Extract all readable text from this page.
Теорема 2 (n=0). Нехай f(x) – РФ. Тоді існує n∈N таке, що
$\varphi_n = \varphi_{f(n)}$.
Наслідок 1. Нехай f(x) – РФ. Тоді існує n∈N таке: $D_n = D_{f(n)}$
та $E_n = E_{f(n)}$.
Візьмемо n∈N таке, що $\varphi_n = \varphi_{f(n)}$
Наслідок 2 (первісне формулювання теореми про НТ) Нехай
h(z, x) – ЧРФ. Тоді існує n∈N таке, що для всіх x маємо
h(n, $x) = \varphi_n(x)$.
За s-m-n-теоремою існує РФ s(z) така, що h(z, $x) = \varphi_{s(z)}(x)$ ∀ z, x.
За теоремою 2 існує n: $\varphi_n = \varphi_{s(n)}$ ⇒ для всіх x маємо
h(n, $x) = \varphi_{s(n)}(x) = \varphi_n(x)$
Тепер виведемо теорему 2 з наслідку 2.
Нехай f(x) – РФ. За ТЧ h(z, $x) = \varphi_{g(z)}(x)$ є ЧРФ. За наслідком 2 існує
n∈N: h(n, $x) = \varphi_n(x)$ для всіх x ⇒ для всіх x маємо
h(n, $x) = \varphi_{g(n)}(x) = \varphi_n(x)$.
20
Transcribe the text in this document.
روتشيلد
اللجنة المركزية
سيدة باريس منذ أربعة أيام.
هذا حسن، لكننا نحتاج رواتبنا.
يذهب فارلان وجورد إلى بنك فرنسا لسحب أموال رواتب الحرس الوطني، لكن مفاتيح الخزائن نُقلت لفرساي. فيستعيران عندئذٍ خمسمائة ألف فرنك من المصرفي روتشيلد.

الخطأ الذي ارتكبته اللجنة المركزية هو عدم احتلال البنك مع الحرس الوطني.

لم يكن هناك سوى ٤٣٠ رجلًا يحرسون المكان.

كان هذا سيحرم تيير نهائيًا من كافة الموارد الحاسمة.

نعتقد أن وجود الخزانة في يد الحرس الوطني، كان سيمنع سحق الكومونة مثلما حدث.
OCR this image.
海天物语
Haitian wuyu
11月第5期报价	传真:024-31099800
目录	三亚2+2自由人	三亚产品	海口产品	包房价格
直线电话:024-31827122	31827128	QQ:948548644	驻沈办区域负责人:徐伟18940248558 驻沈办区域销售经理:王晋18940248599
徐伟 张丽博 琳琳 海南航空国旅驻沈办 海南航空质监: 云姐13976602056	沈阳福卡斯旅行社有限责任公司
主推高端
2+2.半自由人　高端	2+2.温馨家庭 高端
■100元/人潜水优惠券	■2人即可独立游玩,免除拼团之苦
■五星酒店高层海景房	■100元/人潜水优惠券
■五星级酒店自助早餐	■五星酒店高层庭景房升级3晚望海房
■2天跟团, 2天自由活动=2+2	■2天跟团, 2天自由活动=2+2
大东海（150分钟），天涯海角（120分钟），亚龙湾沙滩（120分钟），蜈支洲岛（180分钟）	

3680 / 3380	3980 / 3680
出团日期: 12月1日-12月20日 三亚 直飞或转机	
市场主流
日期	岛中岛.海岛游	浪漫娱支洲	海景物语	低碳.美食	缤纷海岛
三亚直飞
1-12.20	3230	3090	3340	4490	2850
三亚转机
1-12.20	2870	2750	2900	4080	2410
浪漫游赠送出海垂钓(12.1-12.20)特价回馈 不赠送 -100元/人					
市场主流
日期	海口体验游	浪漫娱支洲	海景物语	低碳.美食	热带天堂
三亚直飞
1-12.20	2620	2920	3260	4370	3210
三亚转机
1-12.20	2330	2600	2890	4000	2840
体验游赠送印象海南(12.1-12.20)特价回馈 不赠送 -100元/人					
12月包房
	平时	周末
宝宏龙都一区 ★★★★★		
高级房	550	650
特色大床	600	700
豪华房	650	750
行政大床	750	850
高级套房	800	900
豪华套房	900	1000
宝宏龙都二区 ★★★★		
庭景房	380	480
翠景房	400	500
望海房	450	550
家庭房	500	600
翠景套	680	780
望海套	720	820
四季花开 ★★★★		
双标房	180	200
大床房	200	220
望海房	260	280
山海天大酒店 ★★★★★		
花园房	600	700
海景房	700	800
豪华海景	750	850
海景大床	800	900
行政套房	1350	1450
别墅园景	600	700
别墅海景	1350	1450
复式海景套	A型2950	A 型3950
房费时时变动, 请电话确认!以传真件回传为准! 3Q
+ + + + +
- [WHAT IS EXPECTED] Extract each line of the listing above, copying it word for word.

- [RESPONSE]
Extract all readable text from this page.
Теорема 2 (n=0). Нехай f(x) – РФ. Тоді існує n∈N таке, що
$\varphi_n = \varphi_{f(n)}$.
Наслідок 1. Нехай f(x) – РФ. Тоді існує n∈N таке: $D_n = D_{f(n)}$
та $E_n = E_{f(n)}$.
Візьмемо n∈N таке, що $\varphi_n = \varphi_{f(n)}$
Наслідок 2 (первісне формулювання теореми про НТ) Нехай
h(z, x) – ЧРФ. Тоді існує n∈N таке, що для всіх x маємо
h(n, $x) = \varphi_n(x)$.
За s-m-n-теоремою існує РФ s(z) така, що h(z, $x) = \varphi_{s(z)}(x)$ ∀ z, x.
За теоремою 2 існує n: $\varphi_n = \varphi_{s(n)}$ ⇒ для всіх x маємо
h(n, $x) = \varphi_{s(n)}(x) = \varphi_n(x)$
Тепер виведемо теорему 2 з наслідку 2.
Нехай f(x) – РФ. За ТЧ h(z, $x) = \varphi_{g(z)}(x)$ є ЧРФ. За наслідком 2 існує
n∈N: h(n, $x) = \varphi_n(x)$ для всіх x ⇒ для всіх x маємо
h(n, $x) = \varphi_{g(n)}(x) = \varphi_n(x)$.
20
Transcribe the text in this document.
روتشيلد
اللجنة المركزية
سيدة باريس منذ أربعة أيام.
هذا حسن، لكننا نحتاج رواتبنا.
يذهب فارلان وجورد إلى بنك فرنسا لسحب أموال رواتب الحرس الوطني، لكن مفاتيح الخزائن نُقلت لفرساي. فيستعيران عندئذٍ خمسمائة ألف فرنك من المصرفي روتشيلد.

الخطأ الذي ارتكبته اللجنة المركزية هو عدم احتلال البنك مع الحرس الوطني.

لم يكن هناك سوى ٤٣٠ رجلًا يحرسون المكان.

كان هذا سيحرم تيير نهائيًا من كافة الموارد الحاسمة.

نعتقد أن وجود الخزانة في يد الحرس الوطني، كان سيمنع سحق الكومونة مثلما حدث.
OCR this image.
海天物语
Haitian wuyu
11月第5期报价	传真:024-31099800
目录	三亚2+2自由人	三亚产品	海口产品	包房价格
直线电话:024-31827122	31827128	QQ:948548644	驻沈办区域负责人:徐伟18940248558 驻沈办区域销售经理:王晋18940248599
徐伟 张丽博 琳琳 海南航空国旅驻沈办 海南航空质监: 云姐13976602056	沈阳福卡斯旅行社有限责任公司
主推高端
2+2.半自由人　高端	2+2.温馨家庭 高端
■100元/人潜水优惠券	■2人即可独立游玩,免除拼团之苦
■五星酒店高层海景房	■100元/人潜水优惠券
■五星级酒店自助早餐	■五星酒店高层庭景房升级3晚望海房
■2天跟团, 2天自由活动=2+2	■2天跟团, 2天自由活动=2+2
大东海（150分钟），天涯海角（120分钟），亚龙湾沙滩（120分钟），蜈支洲岛（180分钟）	

3680 / 3380	3980 / 3680
出团日期: 12月1日-12月20日 三亚 直飞或转机	
市场主流
日期	岛中岛.海岛游	浪漫娱支洲	海景物语	低碳.美食	缤纷海岛
三亚直飞
1-12.20	3230	3090	3340	4490	2850
三亚转机
1-12.20	2870	2750	2900	4080	2410
浪漫游赠送出海垂钓(12.1-12.20)特价回馈 不赠送 -100元/人					
市场主流
日期	海口体验游	浪漫娱支洲	海景物语	低碳.美食	热带天堂
三亚直飞
1-12.20	2620	2920	3260	4370	3210
三亚转机
1-12.20	2330	2600	2890	4000	2840
体验游赠送印象海南(12.1-12.20)特价回馈 不赠送 -100元/人					
12月包房
	平时	周末
宝宏龙都一区 ★★★★★		
高级房	550	650
特色大床	600	700
豪华房	650	750
行政大床	750	850
高级套房	800	900
豪华套房	900	1000
宝宏龙都二区 ★★★★		
庭景房	380	480
翠景房	400	500
望海房	450	550
家庭房	500	600
翠景套	680	780
望海套	720	820
四季花开 ★★★★		
双标房	180	200
大床房	200	220
望海房	260	280
山海天大酒店 ★★★★★		
花园房	600	700
海景房	700	800
豪华海景	750	850
海景大床	800	900
行政套房	1350	1450
别墅园景	600	700
别墅海景	1350	1450
复式海景套	A型2950	A 型3950
房费时时变动, 请电话确认!以传真件回传为准! 3Q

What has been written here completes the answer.